── Material provided

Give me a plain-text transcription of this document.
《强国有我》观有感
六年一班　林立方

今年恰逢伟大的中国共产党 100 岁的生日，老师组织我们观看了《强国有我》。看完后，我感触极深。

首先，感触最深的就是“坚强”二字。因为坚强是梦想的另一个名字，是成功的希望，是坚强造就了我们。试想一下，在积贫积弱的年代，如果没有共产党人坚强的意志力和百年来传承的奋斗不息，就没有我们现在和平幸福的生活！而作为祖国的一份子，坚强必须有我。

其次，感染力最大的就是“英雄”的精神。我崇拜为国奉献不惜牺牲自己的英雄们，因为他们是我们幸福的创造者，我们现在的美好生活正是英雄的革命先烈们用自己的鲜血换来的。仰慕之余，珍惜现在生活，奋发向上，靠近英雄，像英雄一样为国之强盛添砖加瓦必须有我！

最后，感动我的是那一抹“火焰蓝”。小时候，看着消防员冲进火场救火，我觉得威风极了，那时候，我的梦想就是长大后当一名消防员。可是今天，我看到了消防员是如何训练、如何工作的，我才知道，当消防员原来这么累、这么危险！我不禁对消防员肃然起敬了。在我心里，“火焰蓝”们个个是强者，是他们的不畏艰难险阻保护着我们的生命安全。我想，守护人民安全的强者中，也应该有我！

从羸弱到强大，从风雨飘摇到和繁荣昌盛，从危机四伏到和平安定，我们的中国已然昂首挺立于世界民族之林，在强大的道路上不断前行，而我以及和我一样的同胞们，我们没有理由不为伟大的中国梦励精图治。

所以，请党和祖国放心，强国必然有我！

────

Find every line in the records that contains the word "强国有我"; copy those lines.

《强国有我》观有感
今年恰逢伟大的中国共产党 100 岁的生日，老师组织我们观看了《强国有我》。看完后，我感触极深。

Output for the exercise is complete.